■ The task
Edit the items from the first line through the line containing "bar-group: 2% 3%" by changing "bar-value-label" to "value-label". Give back only those lines, with nothing else altered.

• • • •

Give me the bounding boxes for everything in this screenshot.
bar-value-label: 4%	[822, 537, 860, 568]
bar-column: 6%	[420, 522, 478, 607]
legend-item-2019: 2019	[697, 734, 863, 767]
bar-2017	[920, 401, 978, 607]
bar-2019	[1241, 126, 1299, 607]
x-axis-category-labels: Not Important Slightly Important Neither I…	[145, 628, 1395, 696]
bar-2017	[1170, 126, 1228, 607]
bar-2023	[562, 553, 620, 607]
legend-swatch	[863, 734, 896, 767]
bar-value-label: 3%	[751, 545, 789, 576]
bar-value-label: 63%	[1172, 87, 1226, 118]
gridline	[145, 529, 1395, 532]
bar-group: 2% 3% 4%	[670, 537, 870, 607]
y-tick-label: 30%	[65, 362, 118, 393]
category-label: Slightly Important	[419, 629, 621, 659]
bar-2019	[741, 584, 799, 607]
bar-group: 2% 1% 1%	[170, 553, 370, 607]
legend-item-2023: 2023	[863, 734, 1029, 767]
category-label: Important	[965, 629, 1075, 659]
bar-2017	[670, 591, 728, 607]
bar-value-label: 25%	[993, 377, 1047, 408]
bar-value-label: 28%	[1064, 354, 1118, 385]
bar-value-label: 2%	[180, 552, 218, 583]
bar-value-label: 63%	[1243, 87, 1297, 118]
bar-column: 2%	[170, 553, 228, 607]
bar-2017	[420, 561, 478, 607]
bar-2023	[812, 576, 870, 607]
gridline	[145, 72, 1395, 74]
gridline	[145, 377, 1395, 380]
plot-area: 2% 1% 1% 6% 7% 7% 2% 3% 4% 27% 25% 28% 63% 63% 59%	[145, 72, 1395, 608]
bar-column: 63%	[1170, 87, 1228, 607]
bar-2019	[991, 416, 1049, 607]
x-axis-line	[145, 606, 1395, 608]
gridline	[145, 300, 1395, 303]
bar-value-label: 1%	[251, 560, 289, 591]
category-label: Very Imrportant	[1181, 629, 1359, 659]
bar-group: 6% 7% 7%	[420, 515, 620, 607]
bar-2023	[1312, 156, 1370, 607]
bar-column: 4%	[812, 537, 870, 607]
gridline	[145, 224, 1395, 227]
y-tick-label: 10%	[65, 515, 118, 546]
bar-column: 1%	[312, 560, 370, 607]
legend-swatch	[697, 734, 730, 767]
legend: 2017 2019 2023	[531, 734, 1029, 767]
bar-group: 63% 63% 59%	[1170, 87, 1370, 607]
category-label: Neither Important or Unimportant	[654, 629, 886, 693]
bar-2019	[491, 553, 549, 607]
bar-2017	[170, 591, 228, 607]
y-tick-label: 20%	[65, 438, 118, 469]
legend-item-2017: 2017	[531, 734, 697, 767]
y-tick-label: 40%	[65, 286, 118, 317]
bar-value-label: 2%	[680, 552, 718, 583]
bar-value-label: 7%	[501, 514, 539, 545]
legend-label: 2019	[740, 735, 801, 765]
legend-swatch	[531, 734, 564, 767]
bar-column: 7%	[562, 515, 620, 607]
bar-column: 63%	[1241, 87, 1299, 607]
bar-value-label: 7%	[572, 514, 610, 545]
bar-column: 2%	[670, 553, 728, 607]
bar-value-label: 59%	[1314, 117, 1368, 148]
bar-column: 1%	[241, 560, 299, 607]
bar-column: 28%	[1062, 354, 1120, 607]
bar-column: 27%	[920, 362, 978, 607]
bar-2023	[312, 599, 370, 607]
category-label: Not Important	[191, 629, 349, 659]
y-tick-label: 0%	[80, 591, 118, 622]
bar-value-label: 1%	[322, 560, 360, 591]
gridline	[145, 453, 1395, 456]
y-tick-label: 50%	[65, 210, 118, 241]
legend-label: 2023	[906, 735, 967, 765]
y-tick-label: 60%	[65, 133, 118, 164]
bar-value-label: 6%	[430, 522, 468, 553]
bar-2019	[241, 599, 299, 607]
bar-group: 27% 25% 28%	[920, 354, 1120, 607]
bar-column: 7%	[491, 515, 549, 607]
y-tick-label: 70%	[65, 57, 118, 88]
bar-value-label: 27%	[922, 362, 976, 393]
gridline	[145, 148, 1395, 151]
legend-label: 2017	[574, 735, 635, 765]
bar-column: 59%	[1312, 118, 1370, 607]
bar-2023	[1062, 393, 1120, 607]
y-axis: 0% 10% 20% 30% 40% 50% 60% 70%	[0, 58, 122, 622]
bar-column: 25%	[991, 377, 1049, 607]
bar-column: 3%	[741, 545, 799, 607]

• • • •

■ Solved problem
Give me the bounding boxes for everything in this screenshot.
value-label: 4%	[822, 537, 860, 568]
bar-column: 6%	[420, 522, 478, 607]
legend-item-2019: 2019	[697, 734, 863, 767]
bar-2017	[920, 401, 978, 607]
bar-2019	[1241, 126, 1299, 607]
x-axis-category-labels: Not Important Slightly Important Neither I…	[145, 628, 1395, 696]
bar-2017	[1170, 126, 1228, 607]
bar-2023	[562, 553, 620, 607]
legend-swatch	[863, 734, 896, 767]
value-label: 3%	[751, 545, 789, 576]
value-label: 63%	[1172, 87, 1226, 118]
gridline	[145, 529, 1395, 532]
bar-group: 2% 3% 4%	[670, 537, 870, 607]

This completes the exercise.